* WRITTEN TASK:
Transcribe all of the material exactly, except for its pictures.

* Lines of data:
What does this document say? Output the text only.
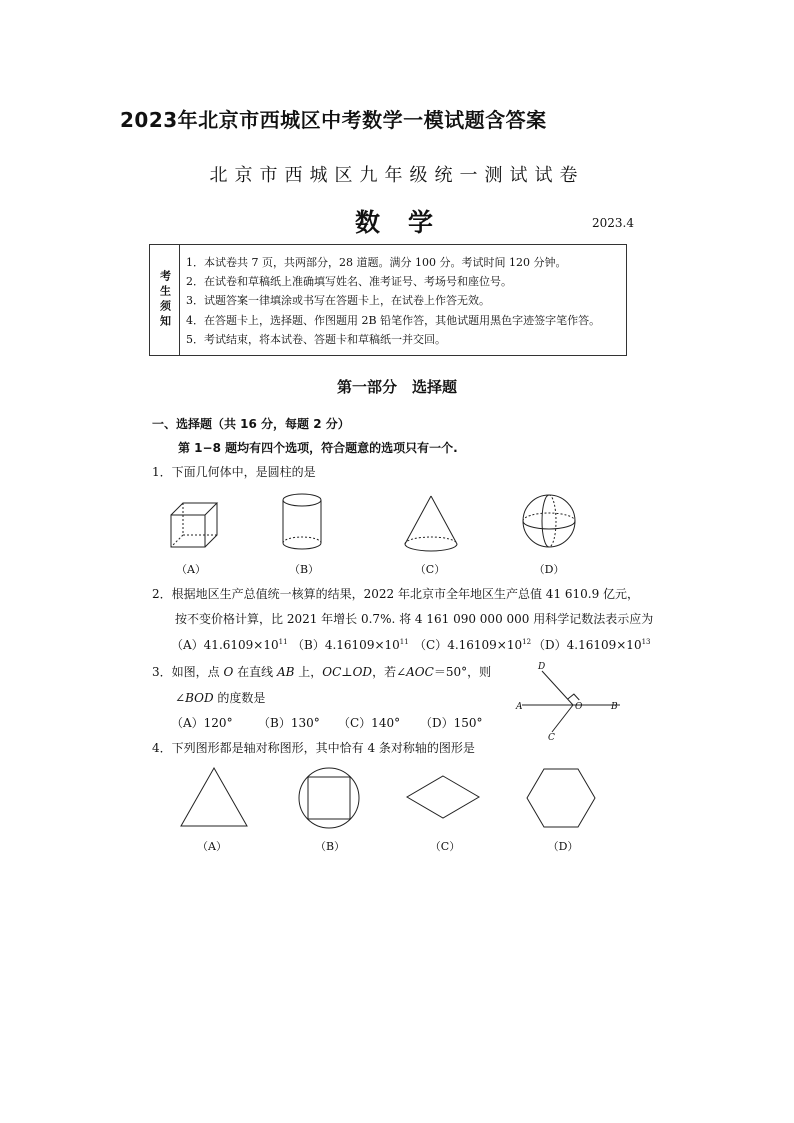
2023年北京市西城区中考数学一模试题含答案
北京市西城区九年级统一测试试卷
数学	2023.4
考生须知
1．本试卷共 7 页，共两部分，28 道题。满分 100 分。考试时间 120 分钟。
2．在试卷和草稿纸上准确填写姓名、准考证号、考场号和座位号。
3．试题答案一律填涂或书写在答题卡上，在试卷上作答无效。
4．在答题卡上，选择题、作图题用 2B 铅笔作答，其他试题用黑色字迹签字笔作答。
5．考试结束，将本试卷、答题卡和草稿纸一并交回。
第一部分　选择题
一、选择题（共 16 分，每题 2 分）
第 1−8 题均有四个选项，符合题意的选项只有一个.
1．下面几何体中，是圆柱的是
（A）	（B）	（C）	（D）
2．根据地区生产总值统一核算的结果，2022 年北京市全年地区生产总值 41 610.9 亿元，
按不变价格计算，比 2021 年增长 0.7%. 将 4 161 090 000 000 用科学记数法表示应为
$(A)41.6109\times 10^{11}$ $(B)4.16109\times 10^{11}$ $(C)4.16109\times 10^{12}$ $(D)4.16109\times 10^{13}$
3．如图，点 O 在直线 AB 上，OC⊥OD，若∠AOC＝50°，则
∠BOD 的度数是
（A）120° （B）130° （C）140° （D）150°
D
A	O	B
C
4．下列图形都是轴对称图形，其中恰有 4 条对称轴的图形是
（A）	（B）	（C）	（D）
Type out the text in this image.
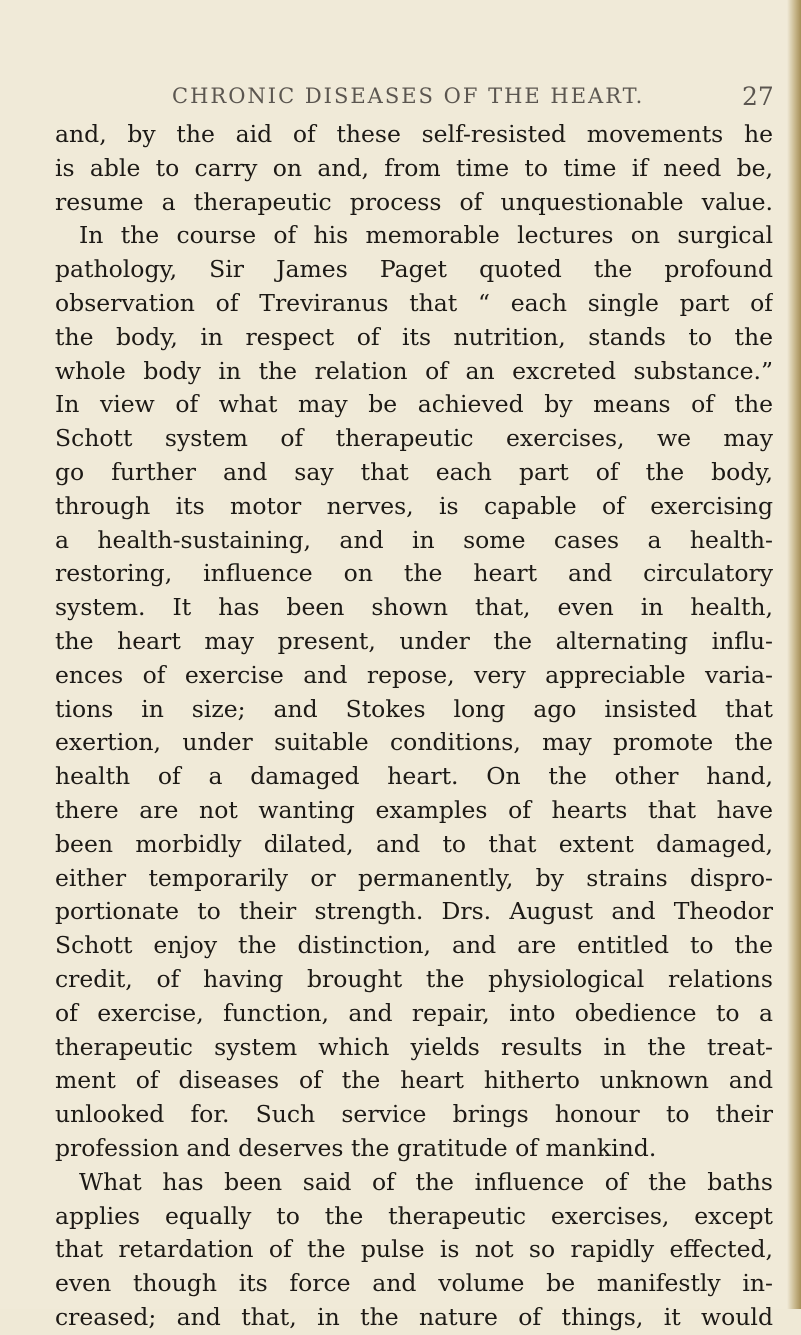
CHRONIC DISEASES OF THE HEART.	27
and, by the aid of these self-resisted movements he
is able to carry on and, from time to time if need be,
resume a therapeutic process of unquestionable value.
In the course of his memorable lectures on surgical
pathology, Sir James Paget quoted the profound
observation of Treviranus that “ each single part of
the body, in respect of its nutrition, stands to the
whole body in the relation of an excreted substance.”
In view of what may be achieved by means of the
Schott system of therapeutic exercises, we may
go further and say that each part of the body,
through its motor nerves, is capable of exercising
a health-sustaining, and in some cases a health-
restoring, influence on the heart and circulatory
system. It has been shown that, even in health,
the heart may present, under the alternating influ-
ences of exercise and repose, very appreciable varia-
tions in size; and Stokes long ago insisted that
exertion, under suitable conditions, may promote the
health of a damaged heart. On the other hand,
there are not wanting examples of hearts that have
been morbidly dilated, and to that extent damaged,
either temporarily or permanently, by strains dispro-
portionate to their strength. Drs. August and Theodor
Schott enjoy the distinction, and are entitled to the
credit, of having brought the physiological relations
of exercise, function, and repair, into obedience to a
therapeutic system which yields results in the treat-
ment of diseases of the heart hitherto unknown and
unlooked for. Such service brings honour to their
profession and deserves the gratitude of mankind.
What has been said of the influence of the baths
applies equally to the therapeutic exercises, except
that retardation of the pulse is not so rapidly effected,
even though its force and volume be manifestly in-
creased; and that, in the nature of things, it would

* FULL SOLUTION:
What does this document say? Output the text only.
2023年北京市西城区中考数学一模试题含答案
北京市西城区九年级统一测试试卷
数学	2023.4
考生须知
1．本试卷共 7 页，共两部分，28 道题。满分 100 分。考试时间 120 分钟。
2．在试卷和草稿纸上准确填写姓名、准考证号、考场号和座位号。
3．试题答案一律填涂或书写在答题卡上，在试卷上作答无效。
4．在答题卡上，选择题、作图题用 2B 铅笔作答，其他试题用黑色字迹签字笔作答。
5．考试结束，将本试卷、答题卡和草稿纸一并交回。
第一部分　选择题
一、选择题（共 16 分，每题 2 分）
第 1−8 题均有四个选项，符合题意的选项只有一个.
1．下面几何体中，是圆柱的是
（A）	（B）	（C）	（D）
2．根据地区生产总值统一核算的结果，2022 年北京市全年地区生产总值 41 610.9 亿元，
按不变价格计算，比 2021 年增长 0.7%. 将 4 161 090 000 000 用科学记数法表示应为
$(A)41.6109\times 10^{11}$ $(B)4.16109\times 10^{11}$ $(C)4.16109\times 10^{12}$ $(D)4.16109\times 10^{13}$
3．如图，点 O 在直线 AB 上，OC⊥OD，若∠AOC＝50°，则
∠BOD 的度数是
（A）120° （B）130° （C）140° （D）150°
D
A	O	B
C
4．下列图形都是轴对称图形，其中恰有 4 条对称轴的图形是
（A）	（B）	（C）	（D）
Type out the text in this image.
CHRONIC DISEASES OF THE HEART.	27
and, by the aid of these self-resisted movements he
is able to carry on and, from time to time if need be,
resume a therapeutic process of unquestionable value.
In the course of his memorable lectures on surgical
pathology, Sir James Paget quoted the profound
observation of Treviranus that “ each single part of
the body, in respect of its nutrition, stands to the
whole body in the relation of an excreted substance.”
In view of what may be achieved by means of the
Schott system of therapeutic exercises, we may
go further and say that each part of the body,
through its motor nerves, is capable of exercising
a health-sustaining, and in some cases a health-
restoring, influence on the heart and circulatory
system. It has been shown that, even in health,
the heart may present, under the alternating influ-
ences of exercise and repose, very appreciable varia-
tions in size; and Stokes long ago insisted that
exertion, under suitable conditions, may promote the
health of a damaged heart. On the other hand,
there are not wanting examples of hearts that have
been morbidly dilated, and to that extent damaged,
either temporarily or permanently, by strains dispro-
portionate to their strength. Drs. August and Theodor
Schott enjoy the distinction, and are entitled to the
credit, of having brought the physiological relations
of exercise, function, and repair, into obedience to a
therapeutic system which yields results in the treat-
ment of diseases of the heart hitherto unknown and
unlooked for. Such service brings honour to their
profession and deserves the gratitude of mankind.
What has been said of the influence of the baths
applies equally to the therapeutic exercises, except
that retardation of the pulse is not so rapidly effected,
even though its force and volume be manifestly in-
creased; and that, in the nature of things, it would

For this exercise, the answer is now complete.